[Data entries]
____

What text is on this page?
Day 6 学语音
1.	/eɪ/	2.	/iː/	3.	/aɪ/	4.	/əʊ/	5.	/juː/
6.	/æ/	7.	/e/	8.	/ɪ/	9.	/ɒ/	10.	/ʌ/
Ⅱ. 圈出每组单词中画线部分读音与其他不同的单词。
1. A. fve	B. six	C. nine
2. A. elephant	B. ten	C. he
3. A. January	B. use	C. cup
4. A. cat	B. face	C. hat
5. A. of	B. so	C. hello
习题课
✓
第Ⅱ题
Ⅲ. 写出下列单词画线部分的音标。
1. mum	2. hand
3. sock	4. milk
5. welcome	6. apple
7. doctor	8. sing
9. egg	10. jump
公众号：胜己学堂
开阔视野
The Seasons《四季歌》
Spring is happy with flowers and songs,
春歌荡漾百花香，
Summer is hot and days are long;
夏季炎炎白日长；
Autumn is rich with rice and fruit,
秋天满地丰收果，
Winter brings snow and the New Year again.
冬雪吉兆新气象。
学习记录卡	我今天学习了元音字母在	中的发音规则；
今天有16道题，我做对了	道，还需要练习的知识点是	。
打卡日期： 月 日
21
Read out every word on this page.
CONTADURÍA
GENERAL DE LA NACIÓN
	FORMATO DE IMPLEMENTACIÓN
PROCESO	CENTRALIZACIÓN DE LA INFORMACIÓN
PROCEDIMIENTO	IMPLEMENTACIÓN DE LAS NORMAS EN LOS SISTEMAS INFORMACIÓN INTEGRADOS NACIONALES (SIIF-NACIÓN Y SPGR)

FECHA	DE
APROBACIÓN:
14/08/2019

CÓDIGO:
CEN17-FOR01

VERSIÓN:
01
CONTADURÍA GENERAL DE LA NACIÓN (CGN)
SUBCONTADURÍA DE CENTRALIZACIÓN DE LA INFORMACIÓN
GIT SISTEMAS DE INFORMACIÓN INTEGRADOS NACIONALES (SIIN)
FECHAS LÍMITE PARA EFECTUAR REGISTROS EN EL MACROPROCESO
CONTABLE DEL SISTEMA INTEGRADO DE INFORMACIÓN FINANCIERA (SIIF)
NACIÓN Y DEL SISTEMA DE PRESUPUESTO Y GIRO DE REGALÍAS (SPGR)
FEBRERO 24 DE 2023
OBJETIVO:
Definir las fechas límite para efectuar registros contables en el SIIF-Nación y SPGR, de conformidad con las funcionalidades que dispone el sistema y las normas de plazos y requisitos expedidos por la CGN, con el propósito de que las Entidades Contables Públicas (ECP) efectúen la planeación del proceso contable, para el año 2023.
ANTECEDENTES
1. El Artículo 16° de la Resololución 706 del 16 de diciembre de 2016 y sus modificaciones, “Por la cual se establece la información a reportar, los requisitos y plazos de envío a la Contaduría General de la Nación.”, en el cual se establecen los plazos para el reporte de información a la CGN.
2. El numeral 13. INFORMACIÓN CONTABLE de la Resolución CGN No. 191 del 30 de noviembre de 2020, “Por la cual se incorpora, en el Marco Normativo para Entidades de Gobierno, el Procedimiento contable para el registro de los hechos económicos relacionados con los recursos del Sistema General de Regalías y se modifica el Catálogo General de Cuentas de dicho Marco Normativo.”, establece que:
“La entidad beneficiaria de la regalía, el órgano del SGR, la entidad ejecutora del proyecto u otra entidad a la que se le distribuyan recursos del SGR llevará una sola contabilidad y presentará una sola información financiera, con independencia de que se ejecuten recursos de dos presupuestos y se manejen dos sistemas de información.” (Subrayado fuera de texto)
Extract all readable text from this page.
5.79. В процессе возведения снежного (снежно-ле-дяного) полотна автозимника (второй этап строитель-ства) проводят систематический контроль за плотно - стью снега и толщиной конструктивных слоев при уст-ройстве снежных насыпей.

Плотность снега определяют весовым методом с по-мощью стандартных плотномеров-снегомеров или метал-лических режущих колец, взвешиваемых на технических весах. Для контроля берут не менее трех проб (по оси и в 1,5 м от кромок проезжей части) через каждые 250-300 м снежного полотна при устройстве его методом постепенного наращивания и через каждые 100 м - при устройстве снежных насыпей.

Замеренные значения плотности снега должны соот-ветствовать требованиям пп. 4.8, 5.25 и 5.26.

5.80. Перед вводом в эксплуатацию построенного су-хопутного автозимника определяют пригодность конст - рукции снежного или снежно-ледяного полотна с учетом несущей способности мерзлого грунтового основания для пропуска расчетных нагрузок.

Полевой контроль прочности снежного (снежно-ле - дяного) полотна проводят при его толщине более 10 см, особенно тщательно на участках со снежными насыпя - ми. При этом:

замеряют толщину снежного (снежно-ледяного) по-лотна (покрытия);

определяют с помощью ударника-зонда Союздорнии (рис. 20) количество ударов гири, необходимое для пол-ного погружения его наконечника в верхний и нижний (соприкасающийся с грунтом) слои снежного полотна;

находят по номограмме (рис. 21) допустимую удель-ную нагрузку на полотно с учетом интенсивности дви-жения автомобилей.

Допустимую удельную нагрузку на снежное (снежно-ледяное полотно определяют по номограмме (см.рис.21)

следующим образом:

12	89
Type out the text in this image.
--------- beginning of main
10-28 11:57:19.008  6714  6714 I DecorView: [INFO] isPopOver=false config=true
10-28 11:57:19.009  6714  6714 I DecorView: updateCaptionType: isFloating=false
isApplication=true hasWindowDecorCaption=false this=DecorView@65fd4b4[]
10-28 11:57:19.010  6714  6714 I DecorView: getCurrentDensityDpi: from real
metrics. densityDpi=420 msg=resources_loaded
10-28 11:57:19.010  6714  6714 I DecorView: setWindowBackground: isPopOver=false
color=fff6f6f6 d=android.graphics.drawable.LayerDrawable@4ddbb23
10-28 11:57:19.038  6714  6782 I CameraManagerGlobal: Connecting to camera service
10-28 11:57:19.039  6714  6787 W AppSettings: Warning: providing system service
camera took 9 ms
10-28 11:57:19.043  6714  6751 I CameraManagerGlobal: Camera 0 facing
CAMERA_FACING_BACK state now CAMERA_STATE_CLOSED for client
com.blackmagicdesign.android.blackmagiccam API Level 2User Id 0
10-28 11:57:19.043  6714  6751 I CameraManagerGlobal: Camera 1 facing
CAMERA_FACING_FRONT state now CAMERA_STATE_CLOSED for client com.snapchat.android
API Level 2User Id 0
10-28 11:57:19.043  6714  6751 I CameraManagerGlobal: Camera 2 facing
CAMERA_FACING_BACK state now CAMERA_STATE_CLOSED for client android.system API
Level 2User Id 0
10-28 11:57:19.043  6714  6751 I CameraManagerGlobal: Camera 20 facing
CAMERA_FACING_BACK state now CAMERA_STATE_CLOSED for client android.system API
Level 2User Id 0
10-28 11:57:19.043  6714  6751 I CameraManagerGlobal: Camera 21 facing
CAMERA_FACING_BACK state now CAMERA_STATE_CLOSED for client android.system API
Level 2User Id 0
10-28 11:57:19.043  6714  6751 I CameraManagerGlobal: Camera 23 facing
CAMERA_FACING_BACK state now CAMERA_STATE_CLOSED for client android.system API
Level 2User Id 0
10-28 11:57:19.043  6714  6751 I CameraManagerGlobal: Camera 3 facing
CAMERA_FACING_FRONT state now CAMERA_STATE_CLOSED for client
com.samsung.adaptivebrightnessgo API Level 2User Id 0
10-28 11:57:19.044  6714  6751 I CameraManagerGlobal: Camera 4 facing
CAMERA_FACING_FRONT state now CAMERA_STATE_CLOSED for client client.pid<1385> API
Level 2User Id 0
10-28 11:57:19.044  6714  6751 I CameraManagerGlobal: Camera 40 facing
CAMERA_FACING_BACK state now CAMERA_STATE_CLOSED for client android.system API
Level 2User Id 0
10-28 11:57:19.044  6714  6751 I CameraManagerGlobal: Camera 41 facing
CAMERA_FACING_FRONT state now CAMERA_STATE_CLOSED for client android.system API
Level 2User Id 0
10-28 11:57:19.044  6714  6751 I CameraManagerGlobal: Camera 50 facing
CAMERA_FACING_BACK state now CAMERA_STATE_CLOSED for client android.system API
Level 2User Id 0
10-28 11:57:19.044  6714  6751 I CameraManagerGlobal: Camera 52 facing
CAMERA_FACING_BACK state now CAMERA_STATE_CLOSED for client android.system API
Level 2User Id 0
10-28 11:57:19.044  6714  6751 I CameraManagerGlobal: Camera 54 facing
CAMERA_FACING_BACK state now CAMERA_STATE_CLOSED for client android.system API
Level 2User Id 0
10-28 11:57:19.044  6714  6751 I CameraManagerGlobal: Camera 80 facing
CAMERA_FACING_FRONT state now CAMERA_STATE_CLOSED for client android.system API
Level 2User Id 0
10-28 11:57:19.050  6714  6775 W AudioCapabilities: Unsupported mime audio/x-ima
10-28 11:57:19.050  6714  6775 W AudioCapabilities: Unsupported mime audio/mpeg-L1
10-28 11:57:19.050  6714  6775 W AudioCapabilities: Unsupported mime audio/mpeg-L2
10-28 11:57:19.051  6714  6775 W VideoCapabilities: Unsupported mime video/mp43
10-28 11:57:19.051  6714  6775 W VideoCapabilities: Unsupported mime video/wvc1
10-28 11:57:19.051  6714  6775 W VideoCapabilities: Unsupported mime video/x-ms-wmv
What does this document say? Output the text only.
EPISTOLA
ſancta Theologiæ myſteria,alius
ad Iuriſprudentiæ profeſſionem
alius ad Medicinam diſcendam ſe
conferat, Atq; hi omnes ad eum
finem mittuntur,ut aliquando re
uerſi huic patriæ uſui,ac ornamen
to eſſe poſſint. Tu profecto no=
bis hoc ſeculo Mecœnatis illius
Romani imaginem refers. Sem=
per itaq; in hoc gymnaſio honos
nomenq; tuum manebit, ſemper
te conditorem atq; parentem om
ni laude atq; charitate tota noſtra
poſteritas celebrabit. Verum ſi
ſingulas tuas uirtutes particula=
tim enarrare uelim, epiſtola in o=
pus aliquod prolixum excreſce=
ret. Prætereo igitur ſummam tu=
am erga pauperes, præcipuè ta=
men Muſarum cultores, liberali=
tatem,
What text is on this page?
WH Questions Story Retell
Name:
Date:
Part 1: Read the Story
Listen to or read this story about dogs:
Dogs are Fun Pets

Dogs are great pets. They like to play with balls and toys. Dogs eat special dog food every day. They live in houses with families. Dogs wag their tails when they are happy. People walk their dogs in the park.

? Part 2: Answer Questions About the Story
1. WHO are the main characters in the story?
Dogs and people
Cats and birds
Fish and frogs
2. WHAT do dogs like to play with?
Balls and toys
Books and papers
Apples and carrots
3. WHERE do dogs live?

____

AIM: Isolate each line of the listing above that includes "VideoCapabilities". Copy it.

REPLY TO THE TASK:
10-28 11:57:19.051  6714  6775 W VideoCapabilities: Unsupported mime video/mp43
10-28 11:57:19.051  6714  6775 W VideoCapabilities: Unsupported mime video/wvc1
10-28 11:57:19.051  6714  6775 W VideoCapabilities: Unsupported mime video/x-ms-wmv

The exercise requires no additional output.